++++ LISTED ENTRIES ++++

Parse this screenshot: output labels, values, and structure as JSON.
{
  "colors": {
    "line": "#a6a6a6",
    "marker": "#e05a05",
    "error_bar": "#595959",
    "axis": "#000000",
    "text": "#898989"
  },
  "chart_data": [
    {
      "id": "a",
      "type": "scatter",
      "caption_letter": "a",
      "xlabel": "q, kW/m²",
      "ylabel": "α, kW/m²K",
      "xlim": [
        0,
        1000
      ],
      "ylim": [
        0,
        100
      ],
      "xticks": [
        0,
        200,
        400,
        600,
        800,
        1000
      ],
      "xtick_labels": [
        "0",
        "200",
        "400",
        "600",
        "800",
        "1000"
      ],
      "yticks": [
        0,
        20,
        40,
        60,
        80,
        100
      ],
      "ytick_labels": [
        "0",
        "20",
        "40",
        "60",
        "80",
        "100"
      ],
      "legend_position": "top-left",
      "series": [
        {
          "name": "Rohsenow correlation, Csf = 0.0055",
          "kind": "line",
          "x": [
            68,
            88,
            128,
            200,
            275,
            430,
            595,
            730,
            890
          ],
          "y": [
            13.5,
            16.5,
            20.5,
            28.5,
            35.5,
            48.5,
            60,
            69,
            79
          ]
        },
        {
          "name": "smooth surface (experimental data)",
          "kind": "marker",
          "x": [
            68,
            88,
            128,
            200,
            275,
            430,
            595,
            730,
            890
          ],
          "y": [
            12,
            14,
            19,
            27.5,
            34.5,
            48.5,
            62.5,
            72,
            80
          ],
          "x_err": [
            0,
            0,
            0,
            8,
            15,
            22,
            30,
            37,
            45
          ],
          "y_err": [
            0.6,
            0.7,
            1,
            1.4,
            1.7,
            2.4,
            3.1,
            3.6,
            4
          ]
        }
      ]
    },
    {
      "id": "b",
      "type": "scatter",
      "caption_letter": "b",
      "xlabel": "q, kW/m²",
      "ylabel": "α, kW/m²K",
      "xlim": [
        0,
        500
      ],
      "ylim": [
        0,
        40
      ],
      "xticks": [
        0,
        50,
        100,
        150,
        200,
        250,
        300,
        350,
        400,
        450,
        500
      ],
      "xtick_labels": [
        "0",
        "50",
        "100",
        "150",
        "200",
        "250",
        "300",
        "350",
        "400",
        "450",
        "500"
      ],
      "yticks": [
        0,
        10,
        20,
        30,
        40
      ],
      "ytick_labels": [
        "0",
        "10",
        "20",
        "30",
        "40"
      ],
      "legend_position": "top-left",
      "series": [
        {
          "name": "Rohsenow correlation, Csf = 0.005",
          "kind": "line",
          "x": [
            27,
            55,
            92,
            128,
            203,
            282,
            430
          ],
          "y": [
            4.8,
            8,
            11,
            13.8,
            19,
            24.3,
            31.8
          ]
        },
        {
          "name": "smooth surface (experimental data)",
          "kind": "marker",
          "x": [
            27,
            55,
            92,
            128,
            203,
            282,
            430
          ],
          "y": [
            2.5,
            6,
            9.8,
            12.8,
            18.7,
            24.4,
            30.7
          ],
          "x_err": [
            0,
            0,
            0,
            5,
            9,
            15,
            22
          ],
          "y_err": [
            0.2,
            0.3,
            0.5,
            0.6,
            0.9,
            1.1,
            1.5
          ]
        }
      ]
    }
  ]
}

++++

WHAT THE TASK REQUIRES: Print every line of the records exactly. Omit nothing.

RESULT FOR THIS EXERCISE:
Parse this screenshot: output labels, values, and structure as JSON.
{
  "colors": {
    "line": "#a6a6a6",
    "marker": "#e05a05",
    "error_bar": "#595959",
    "axis": "#000000",
    "text": "#898989"
  },
  "chart_data": [
    {
      "id": "a",
      "type": "scatter",
      "caption_letter": "a",
      "xlabel": "q, kW/m²",
      "ylabel": "α, kW/m²K",
      "xlim": [
        0,
        1000
      ],
      "ylim": [
        0,
        100
      ],
      "xticks": [
        0,
        200,
        400,
        600,
        800,
        1000
      ],
      "xtick_labels": [
        "0",
        "200",
        "400",
        "600",
        "800",
        "1000"
      ],
      "yticks": [
        0,
        20,
        40,
        60,
        80,
        100
      ],
      "ytick_labels": [
        "0",
        "20",
        "40",
        "60",
        "80",
        "100"
      ],
      "legend_position": "top-left",
      "series": [
        {
          "name": "Rohsenow correlation, Csf = 0.0055",
          "kind": "line",
          "x": [
            68,
            88,
            128,
            200,
            275,
            430,
            595,
            730,
            890
          ],
          "y": [
            13.5,
            16.5,
            20.5,
            28.5,
            35.5,
            48.5,
            60,
            69,
            79
          ]
        },
        {
          "name": "smooth surface (experimental data)",
          "kind": "marker",
          "x": [
            68,
            88,
            128,
            200,
            275,
            430,
            595,
            730,
            890
          ],
          "y": [
            12,
            14,
            19,
            27.5,
            34.5,
            48.5,
            62.5,
            72,
            80
          ],
          "x_err": [
            0,
            0,
            0,
            8,
            15,
            22,
            30,
            37,
            45
          ],
          "y_err": [
            0.6,
            0.7,
            1,
            1.4,
            1.7,
            2.4,
            3.1,
            3.6,
            4
          ]
        }
      ]
    },
    {
      "id": "b",
      "type": "scatter",
      "caption_letter": "b",
      "xlabel": "q, kW/m²",
      "ylabel": "α, kW/m²K",
      "xlim": [
        0,
        500
      ],
      "ylim": [
        0,
        40
      ],
      "xticks": [
        0,
        50,
        100,
        150,
        200,
        250,
        300,
        350,
        400,
        450,
        500
      ],
      "xtick_labels": [
        "0",
        "50",
        "100",
        "150",
        "200",
        "250",
        "300",
        "350",
        "400",
        "450",
        "500"
      ],
      "yticks": [
        0,
        10,
        20,
        30,
        40
      ],
      "ytick_labels": [
        "0",
        "10",
        "20",
        "30",
        "40"
      ],
      "legend_position": "top-left",
      "series": [
        {
          "name": "Rohsenow correlation, Csf = 0.005",
          "kind": "line",
          "x": [
            27,
            55,
            92,
            128,
            203,
            282,
            430
          ],
          "y": [
            4.8,
            8,
            11,
            13.8,
            19,
            24.3,
            31.8
          ]
        },
        {
          "name": "smooth surface (experimental data)",
          "kind": "marker",
          "x": [
            27,
            55,
            92,
            128,
            203,
            282,
            430
          ],
          "y": [
            2.5,
            6,
            9.8,
            12.8,
            18.7,
            24.4,
            30.7
          ],
          "x_err": [
            0,
            0,
            0,
            5,
            9,
            15,
            22
          ],
          "y_err": [
            0.2,
            0.3,
            0.5,
            0.6,
            0.9,
            1.1,
            1.5
          ]
        }
      ]
    }
  ]
}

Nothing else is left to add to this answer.